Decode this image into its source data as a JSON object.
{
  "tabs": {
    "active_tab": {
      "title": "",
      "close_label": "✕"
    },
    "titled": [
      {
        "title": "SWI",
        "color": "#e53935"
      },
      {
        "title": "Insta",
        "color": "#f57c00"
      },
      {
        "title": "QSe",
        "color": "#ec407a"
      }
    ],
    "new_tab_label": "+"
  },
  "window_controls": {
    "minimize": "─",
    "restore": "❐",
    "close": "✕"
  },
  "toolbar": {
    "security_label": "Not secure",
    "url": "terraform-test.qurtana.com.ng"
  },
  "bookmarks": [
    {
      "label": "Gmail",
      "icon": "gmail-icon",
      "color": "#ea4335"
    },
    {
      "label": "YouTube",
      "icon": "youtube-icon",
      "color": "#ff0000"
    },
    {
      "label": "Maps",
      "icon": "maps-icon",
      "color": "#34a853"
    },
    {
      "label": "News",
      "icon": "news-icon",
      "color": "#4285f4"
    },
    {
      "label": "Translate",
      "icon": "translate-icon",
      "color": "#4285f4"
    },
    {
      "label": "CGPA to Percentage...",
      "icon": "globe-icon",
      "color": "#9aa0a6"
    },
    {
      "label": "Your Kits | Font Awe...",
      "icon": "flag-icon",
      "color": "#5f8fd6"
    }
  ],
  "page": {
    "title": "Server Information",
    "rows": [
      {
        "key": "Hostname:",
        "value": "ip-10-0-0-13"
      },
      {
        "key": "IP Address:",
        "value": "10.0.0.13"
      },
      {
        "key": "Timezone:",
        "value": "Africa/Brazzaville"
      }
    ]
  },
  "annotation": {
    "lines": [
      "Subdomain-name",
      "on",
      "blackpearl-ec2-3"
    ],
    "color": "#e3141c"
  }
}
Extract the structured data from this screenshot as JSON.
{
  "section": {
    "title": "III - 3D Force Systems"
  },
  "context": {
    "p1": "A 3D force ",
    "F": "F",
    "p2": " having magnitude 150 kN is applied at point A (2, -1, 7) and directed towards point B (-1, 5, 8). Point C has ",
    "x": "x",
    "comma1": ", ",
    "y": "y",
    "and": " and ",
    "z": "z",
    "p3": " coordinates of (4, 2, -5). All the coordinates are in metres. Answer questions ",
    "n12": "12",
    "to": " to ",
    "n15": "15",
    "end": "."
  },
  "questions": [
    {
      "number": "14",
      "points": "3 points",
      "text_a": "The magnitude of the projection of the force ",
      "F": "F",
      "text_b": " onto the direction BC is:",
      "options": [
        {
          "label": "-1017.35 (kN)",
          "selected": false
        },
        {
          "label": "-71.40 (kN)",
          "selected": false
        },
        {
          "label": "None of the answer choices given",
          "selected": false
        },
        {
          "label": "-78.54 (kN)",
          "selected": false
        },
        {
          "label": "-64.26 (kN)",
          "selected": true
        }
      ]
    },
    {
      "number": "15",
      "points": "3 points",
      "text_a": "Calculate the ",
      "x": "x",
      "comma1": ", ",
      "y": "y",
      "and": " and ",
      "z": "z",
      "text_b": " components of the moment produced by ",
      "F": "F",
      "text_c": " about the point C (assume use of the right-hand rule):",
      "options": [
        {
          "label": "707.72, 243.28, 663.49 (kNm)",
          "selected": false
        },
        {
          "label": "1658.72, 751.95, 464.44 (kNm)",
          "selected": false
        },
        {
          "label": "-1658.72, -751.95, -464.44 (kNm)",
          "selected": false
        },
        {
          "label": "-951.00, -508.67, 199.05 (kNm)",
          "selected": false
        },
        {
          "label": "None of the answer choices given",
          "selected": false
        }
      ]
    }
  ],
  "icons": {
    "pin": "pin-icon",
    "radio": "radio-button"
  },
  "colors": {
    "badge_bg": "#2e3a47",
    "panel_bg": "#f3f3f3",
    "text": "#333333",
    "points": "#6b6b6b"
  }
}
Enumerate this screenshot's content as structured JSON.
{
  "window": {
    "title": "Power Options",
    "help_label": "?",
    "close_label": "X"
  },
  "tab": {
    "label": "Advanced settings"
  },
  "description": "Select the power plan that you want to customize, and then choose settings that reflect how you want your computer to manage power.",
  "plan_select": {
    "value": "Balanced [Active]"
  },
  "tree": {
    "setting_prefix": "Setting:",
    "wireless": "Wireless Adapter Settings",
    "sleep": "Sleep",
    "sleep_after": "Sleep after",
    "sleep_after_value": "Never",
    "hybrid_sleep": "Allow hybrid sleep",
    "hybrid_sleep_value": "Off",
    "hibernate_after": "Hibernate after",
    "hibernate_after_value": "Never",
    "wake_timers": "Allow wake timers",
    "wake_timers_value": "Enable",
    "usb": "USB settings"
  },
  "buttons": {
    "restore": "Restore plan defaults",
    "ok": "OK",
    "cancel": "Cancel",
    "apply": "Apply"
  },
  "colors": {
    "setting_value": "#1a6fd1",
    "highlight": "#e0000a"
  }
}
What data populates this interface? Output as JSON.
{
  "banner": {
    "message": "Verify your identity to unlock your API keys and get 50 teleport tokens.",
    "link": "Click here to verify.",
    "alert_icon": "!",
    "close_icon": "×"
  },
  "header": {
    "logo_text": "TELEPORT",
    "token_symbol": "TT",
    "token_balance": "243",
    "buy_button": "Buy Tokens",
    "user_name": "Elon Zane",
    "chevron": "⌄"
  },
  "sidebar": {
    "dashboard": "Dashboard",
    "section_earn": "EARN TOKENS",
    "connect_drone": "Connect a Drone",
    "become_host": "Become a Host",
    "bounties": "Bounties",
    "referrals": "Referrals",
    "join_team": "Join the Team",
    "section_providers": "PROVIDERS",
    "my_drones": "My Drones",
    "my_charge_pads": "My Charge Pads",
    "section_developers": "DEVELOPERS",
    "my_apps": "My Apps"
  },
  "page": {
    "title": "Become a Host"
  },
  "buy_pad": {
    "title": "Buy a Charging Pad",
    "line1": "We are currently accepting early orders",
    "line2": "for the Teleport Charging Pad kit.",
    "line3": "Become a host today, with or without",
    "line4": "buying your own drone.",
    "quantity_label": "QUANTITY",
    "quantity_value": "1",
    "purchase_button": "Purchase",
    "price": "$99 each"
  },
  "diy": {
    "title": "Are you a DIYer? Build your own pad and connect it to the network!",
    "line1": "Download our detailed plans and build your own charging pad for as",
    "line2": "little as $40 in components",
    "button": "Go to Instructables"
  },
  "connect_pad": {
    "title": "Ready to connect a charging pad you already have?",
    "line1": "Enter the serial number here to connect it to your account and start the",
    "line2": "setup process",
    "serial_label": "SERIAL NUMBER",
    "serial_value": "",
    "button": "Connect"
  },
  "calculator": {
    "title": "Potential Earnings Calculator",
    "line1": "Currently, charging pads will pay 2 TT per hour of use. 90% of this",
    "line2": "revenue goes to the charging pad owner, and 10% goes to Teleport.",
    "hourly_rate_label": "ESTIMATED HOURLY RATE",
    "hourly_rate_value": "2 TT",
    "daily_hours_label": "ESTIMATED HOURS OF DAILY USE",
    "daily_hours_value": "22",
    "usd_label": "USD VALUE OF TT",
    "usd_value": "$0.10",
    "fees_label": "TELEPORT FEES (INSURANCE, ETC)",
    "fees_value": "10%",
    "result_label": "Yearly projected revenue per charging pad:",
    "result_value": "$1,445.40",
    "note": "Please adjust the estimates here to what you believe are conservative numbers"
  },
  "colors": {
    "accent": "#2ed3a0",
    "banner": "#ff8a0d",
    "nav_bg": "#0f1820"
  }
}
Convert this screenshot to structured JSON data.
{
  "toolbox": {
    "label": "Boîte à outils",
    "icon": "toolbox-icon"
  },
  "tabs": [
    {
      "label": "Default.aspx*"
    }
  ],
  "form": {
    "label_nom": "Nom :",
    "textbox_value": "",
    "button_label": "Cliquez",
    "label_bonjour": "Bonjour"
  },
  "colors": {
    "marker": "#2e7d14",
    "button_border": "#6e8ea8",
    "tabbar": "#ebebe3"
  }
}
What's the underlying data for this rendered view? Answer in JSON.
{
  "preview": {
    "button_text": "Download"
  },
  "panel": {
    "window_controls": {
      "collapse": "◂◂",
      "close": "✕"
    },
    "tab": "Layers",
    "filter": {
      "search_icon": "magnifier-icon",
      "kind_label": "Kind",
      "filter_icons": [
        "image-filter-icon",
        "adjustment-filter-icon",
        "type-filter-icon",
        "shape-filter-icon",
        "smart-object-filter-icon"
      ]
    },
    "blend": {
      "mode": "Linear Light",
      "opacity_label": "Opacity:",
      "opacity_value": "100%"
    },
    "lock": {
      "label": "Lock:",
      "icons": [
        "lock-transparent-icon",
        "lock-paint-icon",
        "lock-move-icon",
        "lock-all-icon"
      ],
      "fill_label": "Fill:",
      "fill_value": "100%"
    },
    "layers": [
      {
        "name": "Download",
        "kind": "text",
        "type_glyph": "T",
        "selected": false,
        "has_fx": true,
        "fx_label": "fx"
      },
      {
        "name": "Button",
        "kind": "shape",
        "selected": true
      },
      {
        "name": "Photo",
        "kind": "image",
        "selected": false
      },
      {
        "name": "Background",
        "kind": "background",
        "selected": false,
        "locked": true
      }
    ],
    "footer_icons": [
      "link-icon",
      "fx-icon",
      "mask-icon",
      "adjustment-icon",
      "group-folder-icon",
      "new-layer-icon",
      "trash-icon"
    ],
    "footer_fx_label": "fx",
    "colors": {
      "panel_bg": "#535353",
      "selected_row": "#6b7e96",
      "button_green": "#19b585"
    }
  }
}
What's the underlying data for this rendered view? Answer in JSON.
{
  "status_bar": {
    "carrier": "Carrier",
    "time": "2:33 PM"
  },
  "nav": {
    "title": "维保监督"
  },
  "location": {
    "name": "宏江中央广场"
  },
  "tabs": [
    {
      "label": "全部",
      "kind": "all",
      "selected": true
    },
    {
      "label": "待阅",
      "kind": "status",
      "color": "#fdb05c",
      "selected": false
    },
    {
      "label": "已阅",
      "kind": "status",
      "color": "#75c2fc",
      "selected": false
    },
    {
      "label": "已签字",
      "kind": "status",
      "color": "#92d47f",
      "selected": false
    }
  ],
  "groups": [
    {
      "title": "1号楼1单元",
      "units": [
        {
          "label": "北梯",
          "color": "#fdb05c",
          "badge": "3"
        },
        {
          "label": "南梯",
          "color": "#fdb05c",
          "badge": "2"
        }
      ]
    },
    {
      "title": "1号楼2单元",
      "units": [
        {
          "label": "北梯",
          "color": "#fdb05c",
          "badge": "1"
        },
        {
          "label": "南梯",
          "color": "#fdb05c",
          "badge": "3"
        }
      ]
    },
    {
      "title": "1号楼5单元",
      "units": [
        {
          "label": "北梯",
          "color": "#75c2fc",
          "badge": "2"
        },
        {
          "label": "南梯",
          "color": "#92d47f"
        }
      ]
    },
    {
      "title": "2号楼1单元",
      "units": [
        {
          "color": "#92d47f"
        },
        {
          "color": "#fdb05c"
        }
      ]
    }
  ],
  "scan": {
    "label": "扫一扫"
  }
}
================================
■ WHAT YOU NEED TO DO
Track down all lines above with the string "JSON" and copy them.

■ RESPONSE TO THIS TASK
Decode this image into its source data as a JSON object.
Extract the structured data from this screenshot as JSON.
Enumerate this screenshot's content as structured JSON.
What data populates this interface? Output as JSON.
Convert this screenshot to structured JSON data.
What's the underlying data for this rendered view? Answer in JSON.
What's the underlying data for this rendered view? Answer in JSON.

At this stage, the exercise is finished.